Problem description. All entries must be extracted exactly, with nothing added or dropped.

---------- Records supplied ----------

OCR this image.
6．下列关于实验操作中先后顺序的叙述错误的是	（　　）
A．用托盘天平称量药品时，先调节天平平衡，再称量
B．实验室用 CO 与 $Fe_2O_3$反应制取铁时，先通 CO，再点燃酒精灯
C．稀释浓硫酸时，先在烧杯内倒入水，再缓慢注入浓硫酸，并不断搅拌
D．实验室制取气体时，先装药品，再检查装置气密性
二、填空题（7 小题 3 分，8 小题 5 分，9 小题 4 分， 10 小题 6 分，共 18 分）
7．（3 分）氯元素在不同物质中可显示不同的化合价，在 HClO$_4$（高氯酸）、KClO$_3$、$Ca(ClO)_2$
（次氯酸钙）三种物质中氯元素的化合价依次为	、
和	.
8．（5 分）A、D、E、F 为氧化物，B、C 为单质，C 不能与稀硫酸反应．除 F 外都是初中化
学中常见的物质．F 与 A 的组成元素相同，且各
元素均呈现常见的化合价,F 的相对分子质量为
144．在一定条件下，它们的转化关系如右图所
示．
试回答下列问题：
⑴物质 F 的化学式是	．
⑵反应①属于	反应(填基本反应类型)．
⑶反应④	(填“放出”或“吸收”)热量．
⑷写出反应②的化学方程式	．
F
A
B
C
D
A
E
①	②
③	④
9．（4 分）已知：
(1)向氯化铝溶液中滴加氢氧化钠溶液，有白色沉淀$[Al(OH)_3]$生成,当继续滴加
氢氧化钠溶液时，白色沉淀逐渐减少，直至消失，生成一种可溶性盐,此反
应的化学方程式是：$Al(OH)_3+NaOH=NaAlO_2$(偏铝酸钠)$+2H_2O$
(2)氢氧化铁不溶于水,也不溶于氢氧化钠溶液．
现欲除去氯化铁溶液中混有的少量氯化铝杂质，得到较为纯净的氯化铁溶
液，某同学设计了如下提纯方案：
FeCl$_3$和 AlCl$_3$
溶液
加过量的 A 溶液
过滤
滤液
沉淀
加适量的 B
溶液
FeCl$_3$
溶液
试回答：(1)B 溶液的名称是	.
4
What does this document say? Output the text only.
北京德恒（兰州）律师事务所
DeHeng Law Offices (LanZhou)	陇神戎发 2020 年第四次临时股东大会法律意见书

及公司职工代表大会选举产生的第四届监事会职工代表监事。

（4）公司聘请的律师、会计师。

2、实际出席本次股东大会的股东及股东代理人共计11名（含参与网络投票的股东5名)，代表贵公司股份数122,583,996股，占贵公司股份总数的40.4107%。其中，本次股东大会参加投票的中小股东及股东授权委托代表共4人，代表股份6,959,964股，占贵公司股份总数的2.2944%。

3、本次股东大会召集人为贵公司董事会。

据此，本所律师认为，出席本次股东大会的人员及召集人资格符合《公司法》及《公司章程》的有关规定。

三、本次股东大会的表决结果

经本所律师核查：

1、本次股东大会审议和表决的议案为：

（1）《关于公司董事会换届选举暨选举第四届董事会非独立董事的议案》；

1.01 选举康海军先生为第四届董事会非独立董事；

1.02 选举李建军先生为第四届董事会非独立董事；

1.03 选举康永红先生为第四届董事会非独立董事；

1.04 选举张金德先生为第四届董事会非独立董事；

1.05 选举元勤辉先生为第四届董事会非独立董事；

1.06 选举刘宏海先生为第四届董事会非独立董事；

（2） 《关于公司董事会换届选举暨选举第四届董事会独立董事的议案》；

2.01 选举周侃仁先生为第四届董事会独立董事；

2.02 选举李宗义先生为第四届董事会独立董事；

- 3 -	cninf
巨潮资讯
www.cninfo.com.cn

----------

Exercise output.
OCR this image.
6．下列关于实验操作中先后顺序的叙述错误的是	（　　）
A．用托盘天平称量药品时，先调节天平平衡，再称量
B．实验室用 CO 与 $Fe_2O_3$反应制取铁时，先通 CO，再点燃酒精灯
C．稀释浓硫酸时，先在烧杯内倒入水，再缓慢注入浓硫酸，并不断搅拌
D．实验室制取气体时，先装药品，再检查装置气密性
二、填空题（7 小题 3 分，8 小题 5 分，9 小题 4 分， 10 小题 6 分，共 18 分）
7．（3 分）氯元素在不同物质中可显示不同的化合价，在 HClO$_4$（高氯酸）、KClO$_3$、$Ca(ClO)_2$
（次氯酸钙）三种物质中氯元素的化合价依次为	、
和	.
8．（5 分）A、D、E、F 为氧化物，B、C 为单质，C 不能与稀硫酸反应．除 F 外都是初中化
学中常见的物质．F 与 A 的组成元素相同，且各
元素均呈现常见的化合价,F 的相对分子质量为
144．在一定条件下，它们的转化关系如右图所
示．
试回答下列问题：
⑴物质 F 的化学式是	．
⑵反应①属于	反应(填基本反应类型)．
⑶反应④	(填“放出”或“吸收”)热量．
⑷写出反应②的化学方程式	．
F
A
B
C
D
A
E
①	②
③	④
9．（4 分）已知：
(1)向氯化铝溶液中滴加氢氧化钠溶液，有白色沉淀$[Al(OH)_3]$生成,当继续滴加
氢氧化钠溶液时，白色沉淀逐渐减少，直至消失，生成一种可溶性盐,此反
应的化学方程式是：$Al(OH)_3+NaOH=NaAlO_2$(偏铝酸钠)$+2H_2O$
(2)氢氧化铁不溶于水,也不溶于氢氧化钠溶液．
现欲除去氯化铁溶液中混有的少量氯化铝杂质，得到较为纯净的氯化铁溶
液，某同学设计了如下提纯方案：
FeCl$_3$和 AlCl$_3$
溶液
加过量的 A 溶液
过滤
滤液
沉淀
加适量的 B
溶液
FeCl$_3$
溶液
试回答：(1)B 溶液的名称是	.
4
What does this document say? Output the text only.
北京德恒（兰州）律师事务所
DeHeng Law Offices (LanZhou)	陇神戎发 2020 年第四次临时股东大会法律意见书

及公司职工代表大会选举产生的第四届监事会职工代表监事。

（4）公司聘请的律师、会计师。

2、实际出席本次股东大会的股东及股东代理人共计11名（含参与网络投票的股东5名)，代表贵公司股份数122,583,996股，占贵公司股份总数的40.4107%。其中，本次股东大会参加投票的中小股东及股东授权委托代表共4人，代表股份6,959,964股，占贵公司股份总数的2.2944%。

3、本次股东大会召集人为贵公司董事会。

据此，本所律师认为，出席本次股东大会的人员及召集人资格符合《公司法》及《公司章程》的有关规定。

三、本次股东大会的表决结果

经本所律师核查：

1、本次股东大会审议和表决的议案为：

（1）《关于公司董事会换届选举暨选举第四届董事会非独立董事的议案》；

1.01 选举康海军先生为第四届董事会非独立董事；

1.02 选举李建军先生为第四届董事会非独立董事；

1.03 选举康永红先生为第四届董事会非独立董事；

1.04 选举张金德先生为第四届董事会非独立董事；

1.05 选举元勤辉先生为第四届董事会非独立董事；

1.06 选举刘宏海先生为第四届董事会非独立董事；

（2） 《关于公司董事会换届选举暨选举第四届董事会独立董事的议案》；

2.01 选举周侃仁先生为第四届董事会独立董事；

2.02 选举李宗义先生为第四届董事会独立董事；

- 3 -	cninf
巨潮资讯
www.cninfo.com.cn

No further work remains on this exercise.